Data listing
--*--

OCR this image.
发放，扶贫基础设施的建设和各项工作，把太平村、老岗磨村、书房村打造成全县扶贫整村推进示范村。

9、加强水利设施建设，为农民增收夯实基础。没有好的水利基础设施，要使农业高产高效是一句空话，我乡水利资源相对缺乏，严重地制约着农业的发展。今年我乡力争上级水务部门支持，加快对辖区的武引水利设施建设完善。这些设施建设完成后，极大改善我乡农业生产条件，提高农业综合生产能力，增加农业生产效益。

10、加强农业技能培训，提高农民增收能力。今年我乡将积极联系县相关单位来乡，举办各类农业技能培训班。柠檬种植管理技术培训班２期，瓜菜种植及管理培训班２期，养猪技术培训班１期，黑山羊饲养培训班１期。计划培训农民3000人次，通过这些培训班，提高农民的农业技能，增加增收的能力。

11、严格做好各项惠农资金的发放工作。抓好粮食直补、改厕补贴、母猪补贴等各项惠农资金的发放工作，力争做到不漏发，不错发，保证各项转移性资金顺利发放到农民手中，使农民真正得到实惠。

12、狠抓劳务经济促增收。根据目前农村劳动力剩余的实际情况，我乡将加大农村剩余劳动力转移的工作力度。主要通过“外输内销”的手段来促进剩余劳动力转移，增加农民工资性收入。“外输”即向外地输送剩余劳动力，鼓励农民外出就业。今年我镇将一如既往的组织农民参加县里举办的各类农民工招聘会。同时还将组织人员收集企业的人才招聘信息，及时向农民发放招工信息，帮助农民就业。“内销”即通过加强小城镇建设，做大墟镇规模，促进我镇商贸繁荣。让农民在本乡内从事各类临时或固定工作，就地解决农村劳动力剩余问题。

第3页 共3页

--*--

◆ TASK DIRECTIONS
Go through the data and return every record exactly.

◆ REPLY TO THE TASK
OCR this image.
发放，扶贫基础设施的建设和各项工作，把太平村、老岗磨村、书房村打造成全县扶贫整村推进示范村。

9、加强水利设施建设，为农民增收夯实基础。没有好的水利基础设施，要使农业高产高效是一句空话，我乡水利资源相对缺乏，严重地制约着农业的发展。今年我乡力争上级水务部门支持，加快对辖区的武引水利设施建设完善。这些设施建设完成后，极大改善我乡农业生产条件，提高农业综合生产能力，增加农业生产效益。

10、加强农业技能培训，提高农民增收能力。今年我乡将积极联系县相关单位来乡，举办各类农业技能培训班。柠檬种植管理技术培训班２期，瓜菜种植及管理培训班２期，养猪技术培训班１期，黑山羊饲养培训班１期。计划培训农民3000人次，通过这些培训班，提高农民的农业技能，增加增收的能力。

11、严格做好各项惠农资金的发放工作。抓好粮食直补、改厕补贴、母猪补贴等各项惠农资金的发放工作，力争做到不漏发，不错发，保证各项转移性资金顺利发放到农民手中，使农民真正得到实惠。

12、狠抓劳务经济促增收。根据目前农村劳动力剩余的实际情况，我乡将加大农村剩余劳动力转移的工作力度。主要通过“外输内销”的手段来促进剩余劳动力转移，增加农民工资性收入。“外输”即向外地输送剩余劳动力，鼓励农民外出就业。今年我镇将一如既往的组织农民参加县里举办的各类农民工招聘会。同时还将组织人员收集企业的人才招聘信息，及时向农民发放招工信息，帮助农民就业。“内销”即通过加强小城镇建设，做大墟镇规模，促进我镇商贸繁荣。让农民在本乡内从事各类临时或固定工作，就地解决农村劳动力剩余问题。

第3页 共3页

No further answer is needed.